*INSTRUCTIONS FOR THE TASK*: Please list all lines of the material below in which the string "regard" occurs.

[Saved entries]

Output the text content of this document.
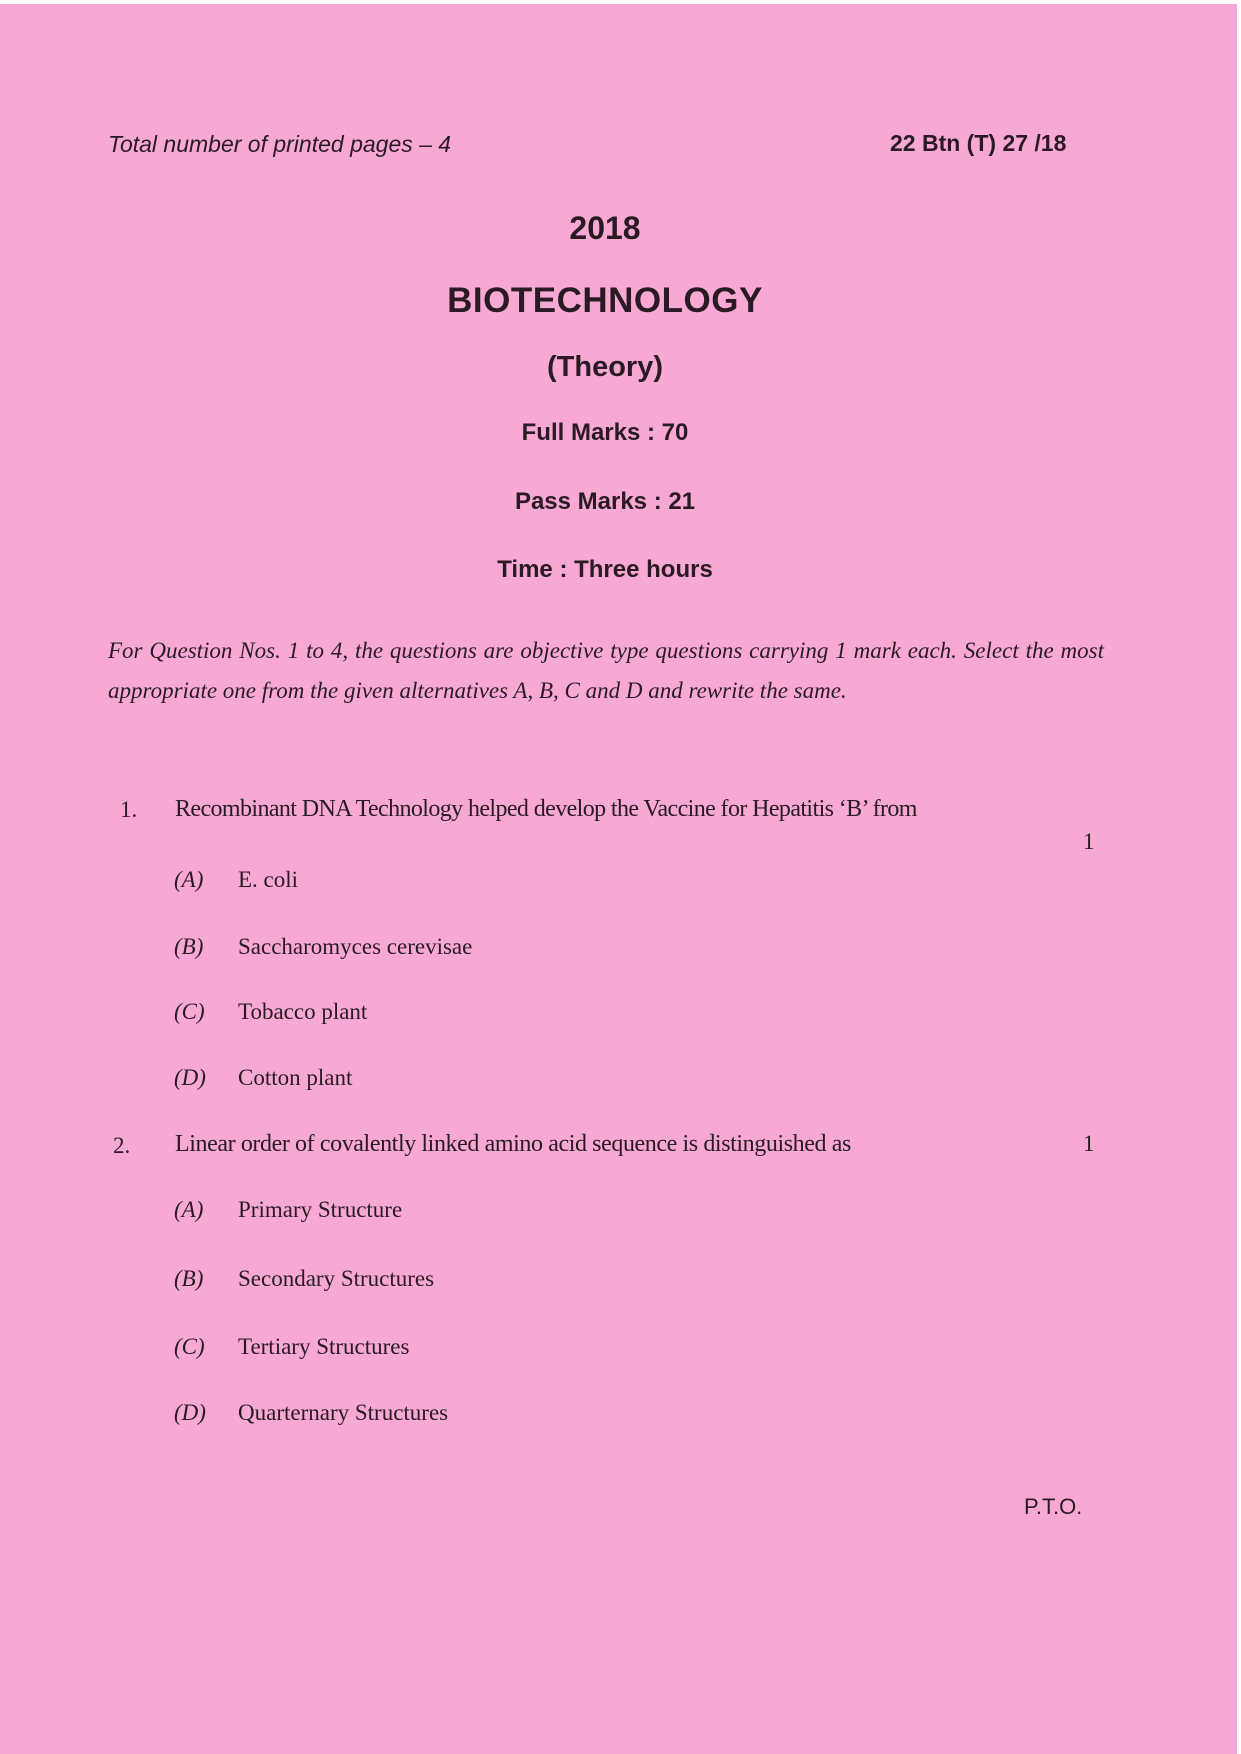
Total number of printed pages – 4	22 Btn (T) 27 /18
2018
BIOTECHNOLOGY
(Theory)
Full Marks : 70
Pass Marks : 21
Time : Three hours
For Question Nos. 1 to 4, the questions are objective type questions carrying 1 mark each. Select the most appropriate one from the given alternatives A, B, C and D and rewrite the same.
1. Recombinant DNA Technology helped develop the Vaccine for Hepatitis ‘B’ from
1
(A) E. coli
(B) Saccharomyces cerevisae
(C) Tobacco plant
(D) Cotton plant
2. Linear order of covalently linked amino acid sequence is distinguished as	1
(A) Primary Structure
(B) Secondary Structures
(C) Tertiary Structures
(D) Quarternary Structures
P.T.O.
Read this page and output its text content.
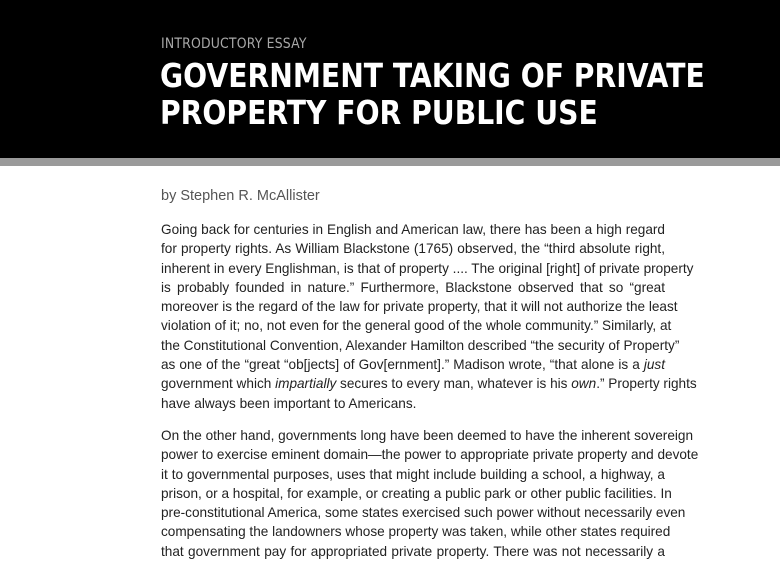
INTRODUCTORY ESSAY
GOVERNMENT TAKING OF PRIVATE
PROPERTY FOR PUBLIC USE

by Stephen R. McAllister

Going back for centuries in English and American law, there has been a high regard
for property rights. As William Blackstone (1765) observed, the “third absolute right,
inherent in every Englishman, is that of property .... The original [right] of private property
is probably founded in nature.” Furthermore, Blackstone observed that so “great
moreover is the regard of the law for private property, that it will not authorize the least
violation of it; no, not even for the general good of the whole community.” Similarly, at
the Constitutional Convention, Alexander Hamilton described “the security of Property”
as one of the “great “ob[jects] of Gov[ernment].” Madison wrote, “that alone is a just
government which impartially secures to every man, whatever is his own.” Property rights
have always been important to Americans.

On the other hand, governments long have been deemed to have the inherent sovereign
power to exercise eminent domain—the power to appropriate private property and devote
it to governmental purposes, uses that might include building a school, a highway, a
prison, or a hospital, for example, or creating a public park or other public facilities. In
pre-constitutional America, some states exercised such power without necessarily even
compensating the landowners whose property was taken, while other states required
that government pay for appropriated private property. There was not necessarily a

*EXERCISE OUTPUT*:
Going back for centuries in English and American law, there has been a high regard
moreover is the regard of the law for private property, that it will not authorize the least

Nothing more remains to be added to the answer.